▶ _Requirement_: Filter the records below down to lines containing "阶环氧树脂粘合云母带".

════════════════

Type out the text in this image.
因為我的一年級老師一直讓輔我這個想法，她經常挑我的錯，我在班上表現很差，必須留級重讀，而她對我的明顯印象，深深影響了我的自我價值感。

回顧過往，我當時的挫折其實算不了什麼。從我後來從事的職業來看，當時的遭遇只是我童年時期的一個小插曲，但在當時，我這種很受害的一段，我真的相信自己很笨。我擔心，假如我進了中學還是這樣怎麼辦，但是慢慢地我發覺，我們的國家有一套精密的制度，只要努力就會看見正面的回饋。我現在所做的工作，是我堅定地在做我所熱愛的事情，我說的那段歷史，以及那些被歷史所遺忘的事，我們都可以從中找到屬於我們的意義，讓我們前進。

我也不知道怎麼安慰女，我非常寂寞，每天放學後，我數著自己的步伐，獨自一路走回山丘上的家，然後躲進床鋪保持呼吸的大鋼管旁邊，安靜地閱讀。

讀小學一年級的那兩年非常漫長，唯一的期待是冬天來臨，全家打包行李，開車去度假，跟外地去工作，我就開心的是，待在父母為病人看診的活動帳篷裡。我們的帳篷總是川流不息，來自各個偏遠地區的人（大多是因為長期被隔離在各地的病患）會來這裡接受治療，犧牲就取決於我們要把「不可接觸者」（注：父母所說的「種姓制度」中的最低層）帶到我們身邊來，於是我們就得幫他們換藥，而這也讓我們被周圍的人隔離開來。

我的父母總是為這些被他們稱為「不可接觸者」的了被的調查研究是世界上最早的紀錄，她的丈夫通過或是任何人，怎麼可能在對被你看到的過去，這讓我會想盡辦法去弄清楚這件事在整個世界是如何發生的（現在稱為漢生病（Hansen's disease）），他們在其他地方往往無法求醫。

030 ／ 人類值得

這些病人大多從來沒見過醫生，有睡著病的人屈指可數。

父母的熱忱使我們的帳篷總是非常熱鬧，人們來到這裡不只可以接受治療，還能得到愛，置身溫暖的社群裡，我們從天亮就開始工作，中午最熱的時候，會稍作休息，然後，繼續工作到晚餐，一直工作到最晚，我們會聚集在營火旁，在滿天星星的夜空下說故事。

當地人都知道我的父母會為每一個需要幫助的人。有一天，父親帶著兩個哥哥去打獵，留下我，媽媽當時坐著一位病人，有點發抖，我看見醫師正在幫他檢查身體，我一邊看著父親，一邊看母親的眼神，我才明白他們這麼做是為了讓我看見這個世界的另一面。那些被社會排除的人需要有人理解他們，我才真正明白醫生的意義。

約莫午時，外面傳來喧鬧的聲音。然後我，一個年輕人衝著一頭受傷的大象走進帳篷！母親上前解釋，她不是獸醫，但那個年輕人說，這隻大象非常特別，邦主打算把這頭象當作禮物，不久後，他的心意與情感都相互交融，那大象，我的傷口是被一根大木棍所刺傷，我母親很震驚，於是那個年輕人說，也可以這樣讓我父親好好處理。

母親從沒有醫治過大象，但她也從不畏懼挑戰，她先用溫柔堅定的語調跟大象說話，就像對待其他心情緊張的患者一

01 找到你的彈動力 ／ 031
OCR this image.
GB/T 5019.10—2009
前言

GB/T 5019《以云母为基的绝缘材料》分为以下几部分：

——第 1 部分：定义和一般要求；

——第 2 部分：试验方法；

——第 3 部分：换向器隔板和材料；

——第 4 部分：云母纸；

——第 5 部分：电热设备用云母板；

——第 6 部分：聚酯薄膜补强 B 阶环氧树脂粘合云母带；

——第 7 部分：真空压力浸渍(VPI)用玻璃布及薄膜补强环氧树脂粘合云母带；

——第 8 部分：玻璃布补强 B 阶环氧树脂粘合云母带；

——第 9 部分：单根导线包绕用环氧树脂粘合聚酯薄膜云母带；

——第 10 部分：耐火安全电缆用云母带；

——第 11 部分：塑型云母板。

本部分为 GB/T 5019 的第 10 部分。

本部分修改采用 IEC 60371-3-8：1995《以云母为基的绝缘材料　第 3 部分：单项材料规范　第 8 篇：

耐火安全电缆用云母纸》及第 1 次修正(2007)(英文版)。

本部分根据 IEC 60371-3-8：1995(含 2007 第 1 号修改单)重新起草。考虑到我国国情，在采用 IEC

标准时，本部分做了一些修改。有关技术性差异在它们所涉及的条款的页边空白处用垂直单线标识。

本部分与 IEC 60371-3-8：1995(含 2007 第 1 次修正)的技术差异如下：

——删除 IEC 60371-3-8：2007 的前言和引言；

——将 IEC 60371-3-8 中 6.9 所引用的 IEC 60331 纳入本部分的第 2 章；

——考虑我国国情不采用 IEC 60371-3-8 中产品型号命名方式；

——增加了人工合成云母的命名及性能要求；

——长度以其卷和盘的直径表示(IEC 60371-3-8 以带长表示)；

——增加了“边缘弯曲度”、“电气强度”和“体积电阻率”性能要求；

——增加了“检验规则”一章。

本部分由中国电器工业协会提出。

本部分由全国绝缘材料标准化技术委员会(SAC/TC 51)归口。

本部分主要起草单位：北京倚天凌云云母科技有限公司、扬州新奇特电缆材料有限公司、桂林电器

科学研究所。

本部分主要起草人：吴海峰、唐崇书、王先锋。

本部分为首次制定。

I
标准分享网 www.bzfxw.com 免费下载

════════════════

▶ _Solved exercise_:
——第 6 部分：聚酯薄膜补强 B 阶环氧树脂粘合云母带；
——第 8 部分：玻璃布补强 B 阶环氧树脂粘合云母带；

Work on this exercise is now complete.